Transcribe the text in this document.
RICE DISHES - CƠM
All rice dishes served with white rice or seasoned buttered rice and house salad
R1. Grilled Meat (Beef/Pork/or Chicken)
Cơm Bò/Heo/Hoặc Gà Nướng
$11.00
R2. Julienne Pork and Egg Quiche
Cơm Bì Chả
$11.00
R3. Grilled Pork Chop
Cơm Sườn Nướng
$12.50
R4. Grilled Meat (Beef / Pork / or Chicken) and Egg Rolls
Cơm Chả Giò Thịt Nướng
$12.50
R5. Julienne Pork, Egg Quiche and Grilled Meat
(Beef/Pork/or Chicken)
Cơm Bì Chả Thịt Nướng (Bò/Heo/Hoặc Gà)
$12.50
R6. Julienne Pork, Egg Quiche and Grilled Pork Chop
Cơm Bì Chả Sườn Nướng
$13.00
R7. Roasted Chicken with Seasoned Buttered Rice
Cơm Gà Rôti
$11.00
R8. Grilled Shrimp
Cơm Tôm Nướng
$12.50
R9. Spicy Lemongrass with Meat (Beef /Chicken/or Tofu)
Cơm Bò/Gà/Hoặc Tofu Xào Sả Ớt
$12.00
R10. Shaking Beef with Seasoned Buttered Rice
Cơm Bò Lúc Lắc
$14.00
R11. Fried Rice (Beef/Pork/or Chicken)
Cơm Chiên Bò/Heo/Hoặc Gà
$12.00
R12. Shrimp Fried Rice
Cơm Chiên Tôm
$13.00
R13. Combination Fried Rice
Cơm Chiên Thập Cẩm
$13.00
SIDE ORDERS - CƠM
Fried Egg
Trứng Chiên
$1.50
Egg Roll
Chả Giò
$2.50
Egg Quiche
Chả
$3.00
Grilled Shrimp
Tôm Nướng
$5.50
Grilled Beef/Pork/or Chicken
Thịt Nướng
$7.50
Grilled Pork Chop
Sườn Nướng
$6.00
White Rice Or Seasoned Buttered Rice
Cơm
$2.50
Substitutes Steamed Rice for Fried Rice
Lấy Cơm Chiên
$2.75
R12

### BRIEF
Copy every line in the entries above that has the string "Grilled" in it.

### FULL SOLUTION
R1. Grilled Meat (Beef/Pork/or Chicken)
R3. Grilled Pork Chop
R4. Grilled Meat (Beef / Pork / or Chicken) and Egg Rolls
R5. Julienne Pork, Egg Quiche and Grilled Meat
R6. Julienne Pork, Egg Quiche and Grilled Pork Chop
R8. Grilled Shrimp
Grilled Shrimp
Grilled Beef/Pork/or Chicken
Grilled Pork Chop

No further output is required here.